Text excerpt

»»

Every day, while walking the dog, I see CrossFitters
sprinting up and down 41st Street in between punishing sessions at
the weights and other exercises. More
than a few people have branded it a cult that’s comparable to submitting to
a permanent regime of Marine Corps basic training, but that isn’t what
bothers me. Rather, I’m annoyed that (as the photograph above shows),
they’ve described our neighborhood as part of Uptown rather than Temescal,
presumably because nearby Uptown’s a bit edgier and hipper than middle-class Temescal
(which was, admittedly, edgier and hipper when we bought our house in 1992).
CrossFit hasn’t been a major annoyance but, when I headed to
Buenos Aires last winter, I had apparently underestimated the extent of its globalization. On my first walk from our
Palermo apartment, I found that CrossFit had set up shop barely a block away,
in a recently opened building that included the boutique-ish Hotel Casasur Bellini (pictured above),
luxury flats, offices, and several cafés and restaurants at street level.

««

Extracted information
»»

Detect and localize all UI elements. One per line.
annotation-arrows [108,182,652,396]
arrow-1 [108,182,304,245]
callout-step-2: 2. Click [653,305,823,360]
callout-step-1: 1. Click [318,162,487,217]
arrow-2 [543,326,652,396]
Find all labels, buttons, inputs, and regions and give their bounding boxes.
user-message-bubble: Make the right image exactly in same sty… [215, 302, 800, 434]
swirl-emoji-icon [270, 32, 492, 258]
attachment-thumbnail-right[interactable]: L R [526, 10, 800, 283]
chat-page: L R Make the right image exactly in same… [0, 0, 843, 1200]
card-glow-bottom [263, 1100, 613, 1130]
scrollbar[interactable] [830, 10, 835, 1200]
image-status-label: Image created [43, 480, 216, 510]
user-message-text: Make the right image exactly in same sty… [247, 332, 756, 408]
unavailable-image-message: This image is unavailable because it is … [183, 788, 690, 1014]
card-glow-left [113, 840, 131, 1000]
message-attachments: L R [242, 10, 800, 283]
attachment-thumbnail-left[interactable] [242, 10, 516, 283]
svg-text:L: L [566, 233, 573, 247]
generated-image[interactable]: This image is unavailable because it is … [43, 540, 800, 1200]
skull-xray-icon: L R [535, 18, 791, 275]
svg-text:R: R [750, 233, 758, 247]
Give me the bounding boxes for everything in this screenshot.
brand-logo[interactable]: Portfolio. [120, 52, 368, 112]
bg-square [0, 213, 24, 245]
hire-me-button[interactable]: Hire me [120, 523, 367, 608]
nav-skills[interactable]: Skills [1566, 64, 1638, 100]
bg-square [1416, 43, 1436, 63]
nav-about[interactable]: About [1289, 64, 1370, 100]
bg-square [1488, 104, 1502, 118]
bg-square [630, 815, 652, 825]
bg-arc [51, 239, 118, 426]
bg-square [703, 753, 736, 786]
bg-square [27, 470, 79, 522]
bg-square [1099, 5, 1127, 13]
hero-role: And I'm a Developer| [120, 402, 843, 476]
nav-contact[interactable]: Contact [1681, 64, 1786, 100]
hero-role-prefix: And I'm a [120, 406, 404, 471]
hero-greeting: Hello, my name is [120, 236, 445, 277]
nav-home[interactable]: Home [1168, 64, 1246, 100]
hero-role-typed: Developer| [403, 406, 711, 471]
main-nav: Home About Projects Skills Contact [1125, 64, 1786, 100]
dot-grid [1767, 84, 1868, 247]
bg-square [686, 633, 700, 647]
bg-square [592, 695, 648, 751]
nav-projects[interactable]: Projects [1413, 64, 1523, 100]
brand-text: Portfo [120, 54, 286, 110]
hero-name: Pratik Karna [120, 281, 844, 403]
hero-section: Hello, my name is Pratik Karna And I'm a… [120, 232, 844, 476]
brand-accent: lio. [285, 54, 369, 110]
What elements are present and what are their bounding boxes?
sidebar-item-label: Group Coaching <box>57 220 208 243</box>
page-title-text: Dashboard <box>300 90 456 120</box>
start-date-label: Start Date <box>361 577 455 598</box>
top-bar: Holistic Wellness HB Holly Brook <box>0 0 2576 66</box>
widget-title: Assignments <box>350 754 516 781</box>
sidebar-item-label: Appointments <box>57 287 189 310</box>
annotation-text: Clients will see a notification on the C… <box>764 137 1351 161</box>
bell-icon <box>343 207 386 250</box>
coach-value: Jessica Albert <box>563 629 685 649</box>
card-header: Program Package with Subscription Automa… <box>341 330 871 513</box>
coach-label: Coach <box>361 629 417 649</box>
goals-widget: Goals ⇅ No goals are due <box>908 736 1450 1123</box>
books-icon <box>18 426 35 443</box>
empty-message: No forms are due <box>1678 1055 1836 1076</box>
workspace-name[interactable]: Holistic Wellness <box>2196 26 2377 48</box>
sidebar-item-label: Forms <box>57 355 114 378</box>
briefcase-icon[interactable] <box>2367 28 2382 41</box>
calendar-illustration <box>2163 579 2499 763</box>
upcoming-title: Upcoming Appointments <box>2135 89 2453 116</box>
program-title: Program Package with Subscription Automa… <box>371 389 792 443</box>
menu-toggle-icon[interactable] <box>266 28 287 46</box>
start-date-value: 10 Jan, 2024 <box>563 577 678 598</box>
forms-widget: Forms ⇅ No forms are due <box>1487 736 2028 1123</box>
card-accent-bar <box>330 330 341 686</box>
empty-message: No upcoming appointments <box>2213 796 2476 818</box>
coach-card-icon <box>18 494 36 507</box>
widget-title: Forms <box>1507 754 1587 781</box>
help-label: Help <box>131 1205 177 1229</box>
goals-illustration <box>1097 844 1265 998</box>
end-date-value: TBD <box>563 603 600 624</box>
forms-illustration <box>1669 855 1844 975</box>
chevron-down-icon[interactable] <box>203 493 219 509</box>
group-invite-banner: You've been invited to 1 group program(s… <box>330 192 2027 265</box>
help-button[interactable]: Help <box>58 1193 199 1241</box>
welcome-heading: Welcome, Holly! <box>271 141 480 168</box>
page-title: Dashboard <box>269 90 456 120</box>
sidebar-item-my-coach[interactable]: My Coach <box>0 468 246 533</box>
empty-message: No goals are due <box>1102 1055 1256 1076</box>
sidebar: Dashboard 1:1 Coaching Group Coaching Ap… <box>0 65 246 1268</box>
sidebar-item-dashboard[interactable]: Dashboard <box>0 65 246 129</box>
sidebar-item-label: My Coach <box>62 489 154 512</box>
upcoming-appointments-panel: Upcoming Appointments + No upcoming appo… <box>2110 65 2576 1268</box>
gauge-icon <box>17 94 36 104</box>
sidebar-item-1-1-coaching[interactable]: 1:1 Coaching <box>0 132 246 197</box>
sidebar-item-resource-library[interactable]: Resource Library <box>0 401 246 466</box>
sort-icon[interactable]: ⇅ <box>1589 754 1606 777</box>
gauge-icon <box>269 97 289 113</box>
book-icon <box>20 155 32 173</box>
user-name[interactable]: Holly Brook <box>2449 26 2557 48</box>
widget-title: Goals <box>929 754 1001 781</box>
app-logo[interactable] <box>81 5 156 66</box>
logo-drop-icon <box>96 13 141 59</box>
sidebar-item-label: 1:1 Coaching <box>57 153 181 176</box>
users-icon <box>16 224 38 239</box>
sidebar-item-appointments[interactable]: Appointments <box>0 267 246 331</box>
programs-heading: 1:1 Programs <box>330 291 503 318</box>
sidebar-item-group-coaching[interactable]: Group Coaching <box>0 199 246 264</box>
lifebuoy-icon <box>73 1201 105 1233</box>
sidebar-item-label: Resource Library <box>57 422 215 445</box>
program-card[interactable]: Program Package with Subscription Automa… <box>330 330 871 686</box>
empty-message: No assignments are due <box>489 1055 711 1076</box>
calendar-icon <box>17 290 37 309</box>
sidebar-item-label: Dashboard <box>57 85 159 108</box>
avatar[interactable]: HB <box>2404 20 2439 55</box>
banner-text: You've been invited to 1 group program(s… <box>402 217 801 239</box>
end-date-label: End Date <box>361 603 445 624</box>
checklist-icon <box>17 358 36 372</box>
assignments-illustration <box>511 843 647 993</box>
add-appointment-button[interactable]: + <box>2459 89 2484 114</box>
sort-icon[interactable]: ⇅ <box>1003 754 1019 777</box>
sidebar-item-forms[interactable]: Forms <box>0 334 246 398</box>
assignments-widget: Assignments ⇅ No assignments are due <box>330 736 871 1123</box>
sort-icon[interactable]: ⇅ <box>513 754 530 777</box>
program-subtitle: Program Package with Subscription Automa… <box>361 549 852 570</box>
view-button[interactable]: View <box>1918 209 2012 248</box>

««

Assignment 1
In the text about CrossFit, list everything the newly opened building in Palermo is said to contain.
Assignment 2
Pick up the text about CrossFit after its final sentence and keep writing it.

Answer section 1
- The boutique-ish Hotel Casasur Bellini
- Luxury flats
- Offices
- Several cafés and restaurants at street level

Answer section 2
To be sure, there were plenty of stylish young Porteños
getting their basic training, but what got my attention was that the locale
called itself CrossFit
Palermo Chico – after the conspicuously
wealthy embassy row neighborhood across Avenida del Libertador. In that,
they’re appealing to a different sort of snobbery than their Oakland
counterpart – looking down upon their middle-class surroundings rather than
dismissing them from below.
In Buenos Aires, whose monotonously flat terrain and vicious
traffic make it largely unsuitable for the kind of cycling I prefer, I have to
get most of my exercise by walking. I certainly can’t persuade myself to join a
gym like CrossFit, especially when they appear to be stalking me across continents
and, worse than that, deceiving their clients with misleading geography.